Objective ::
Below is a set of records; print all of them exactly as written.

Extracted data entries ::
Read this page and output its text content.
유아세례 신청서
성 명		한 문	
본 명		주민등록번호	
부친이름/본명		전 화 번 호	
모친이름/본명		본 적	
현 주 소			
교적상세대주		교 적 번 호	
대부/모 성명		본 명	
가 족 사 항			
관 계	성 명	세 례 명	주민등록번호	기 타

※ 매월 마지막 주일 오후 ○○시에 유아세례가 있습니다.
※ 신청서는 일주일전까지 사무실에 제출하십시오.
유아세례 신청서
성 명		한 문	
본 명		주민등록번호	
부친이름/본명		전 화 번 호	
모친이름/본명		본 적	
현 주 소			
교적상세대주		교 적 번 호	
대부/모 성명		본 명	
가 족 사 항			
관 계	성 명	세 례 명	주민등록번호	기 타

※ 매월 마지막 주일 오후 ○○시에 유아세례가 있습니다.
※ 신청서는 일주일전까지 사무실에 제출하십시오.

Finished task ::
Read this page and output its text content.
유아세례 신청서
성 명		한 문	
본 명		주민등록번호	
부친이름/본명		전 화 번 호	
모친이름/본명		본 적	
현 주 소			
교적상세대주		교 적 번 호	
대부/모 성명		본 명	
가 족 사 항			
관 계	성 명	세 례 명	주민등록번호	기 타

※ 매월 마지막 주일 오후 ○○시에 유아세례가 있습니다.
※ 신청서는 일주일전까지 사무실에 제출하십시오.
유아세례 신청서
성 명		한 문	
본 명		주민등록번호	
부친이름/본명		전 화 번 호	
모친이름/본명		본 적	
현 주 소			
교적상세대주		교 적 번 호	
대부/모 성명		본 명	
가 족 사 항			
관 계	성 명	세 례 명	주민등록번호	기 타

※ 매월 마지막 주일 오후 ○○시에 유아세례가 있습니다.
※ 신청서는 일주일전까지 사무실에 제출하십시오.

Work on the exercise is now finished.